> Passage provided:
<<<<
  • 8. The policy management layer of claim 1 wherein the policy module comprises a cost policy that comprises at least one cost policy selected from a group consisting of a location cost policy, a security cost policy, a retention cost policy, a replication cost policy, a level of service cost policy, a tax cost policy, a bandwidth cost policy, a per instance cost policy, and a per request cost policy.
  • 9. The policy management layer of claim 1 where the policy module comprises a policy module selected from a plurality of policy modules wherein the selected policy module comprises an accounting mechanism to account for number of policy-based decisions made by the policy module.
  • 10. The policy management layer of claim 1 where the policy module comprises a policy module selected from a plurality of policy modules wherein the selected policy module comprises a security mechanism to enable the policy module to make policy-based decisions.
  • 11. A method comprising: receiving a plurality of policy modules wherein each policy module comprises logic for making policy-based decisions;receiving a request for a web-based service;in response to the request, communicating information to at least one of the plurality of policy modules;making a policy-based decision responsive to the communicated information;communicating the policy-based decision to a resource management module that manages resources for the web-based service; andmanaging the resources for the web-based service based at least in part on the communicated policy-based decision.
  • 12. The method of claim 11 wherein the policy modules comprises plug-ins of a policy management layer associated with the resource management module.
  • 13. The method of claim 11 wherein the resource management module comprises an execution engine that comprises a state machine that represents resources for the web-based service.
  • 14. The method of claim 11 wherein the communicated information comprises state information associated with the resources for the web-based service.
  • 15. The method of claim 11 wherein the policy modules comprise a policy for location of data associated with the web-based service.
  • 16. The method of claim 11 wherein the policy modules comprise a policy for cost of the web-based service.
  • 17. A data policy module for a web-based service, implemented at least in part by a computing device, the data policy module comprising: logic to make a policy-based decision in response to receipt of a location from an execution engine that manages cloud resources for the web-based service wherein the location indicates a location of data associated with the service and wherein the execution engine manages the cloud resources to effectuate the policy-based decision upon communication of the decision to the execution engine.
>>>>
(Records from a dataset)
<<<<
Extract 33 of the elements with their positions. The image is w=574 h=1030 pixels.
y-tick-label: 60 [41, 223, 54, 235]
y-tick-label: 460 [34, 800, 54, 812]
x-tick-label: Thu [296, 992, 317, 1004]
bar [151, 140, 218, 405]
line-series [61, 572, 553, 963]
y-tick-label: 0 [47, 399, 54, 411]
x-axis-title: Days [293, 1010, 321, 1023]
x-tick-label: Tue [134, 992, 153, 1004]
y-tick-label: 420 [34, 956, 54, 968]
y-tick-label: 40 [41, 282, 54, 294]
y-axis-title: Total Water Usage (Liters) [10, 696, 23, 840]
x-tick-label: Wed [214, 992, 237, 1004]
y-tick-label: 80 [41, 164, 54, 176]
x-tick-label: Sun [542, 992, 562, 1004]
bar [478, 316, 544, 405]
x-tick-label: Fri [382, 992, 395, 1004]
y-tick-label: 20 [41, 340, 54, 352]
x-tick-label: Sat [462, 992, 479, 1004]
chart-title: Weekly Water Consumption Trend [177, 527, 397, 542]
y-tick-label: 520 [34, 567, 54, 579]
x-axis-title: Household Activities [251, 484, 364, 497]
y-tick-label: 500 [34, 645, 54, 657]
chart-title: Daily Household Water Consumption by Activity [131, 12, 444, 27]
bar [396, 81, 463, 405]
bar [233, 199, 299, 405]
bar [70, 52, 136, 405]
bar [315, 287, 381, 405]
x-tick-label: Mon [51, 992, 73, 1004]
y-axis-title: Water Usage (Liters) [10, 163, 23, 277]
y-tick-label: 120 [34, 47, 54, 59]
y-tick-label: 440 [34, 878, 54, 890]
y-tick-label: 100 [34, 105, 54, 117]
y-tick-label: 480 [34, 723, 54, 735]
>>>>
> What you need to do:
1. In the patent claims, what does claim 13 say the execution engine comprises?
2. List every step of the method set out in claim 11 of the patent claims.
3. Go on with the patent claims, starting after claim 17.

> Answers in order:
1. A state machine that represents resources for the web-based service.

2.
1. Receiving a plurality of policy modules, each comprising logic for making policy-based decisions
2. Receiving a request for a web-based service
3. In response to the request, communicating information to at least one of the policy modules
4. Making a policy-based decision responsive to the communicated information
5. Communicating the policy-based decision to a resource management module that manages resources for the web-based service
6. Managing the resources for the web-based service based at least in part on the communicated policy-based decision

3.
  • 18. The data policy module of claim 17 wherein the logic comprises logic to make a policy-based decision that prohibits locating the data in a specified location.
  • 19. The data policy module of claim 17 wherein the logic comprises logic to make a policy-based decision that permits locating the data in a specified location.
  • 20. The data policy module of claim 17 wherein the policy module comprises a plug-in associated with the execution engine.
  • 21. The data policy module of claim 17 wherein the policy module communicates with one or more application programming interfaces (APIs) associated with the execution engine.
  • 22. A service level agreement (SLA) test fabric module, implemented at least in part by a computing device, the SLA test fabric module comprising: an input to receive code to support a web-based service;logic to test the code on resources and output test metrics;an SLA generator to automatically generate multiple SLAs, based at least in part on the test metrics; andan output to output the multiple SLAs to a provider of the web-based service wherein a selection of one of the SLAs forms an agreement between the provider and a manager of resources.
  • 23. The SLA test fabric module of claim 22 wherein the input is configured to receive specified resources.
  • 24. The SLA test fabric module of claim 22 wherein the input is configured to receive specified test cases.
  • 25. The SLA test fabric module of claim 22 wherein the input is configured to receive specified cost constraints.
  • 26. The SLA test fabric module of claim 22 wherein the multiple SLA comprise SLAs pre-approved by a resource manager.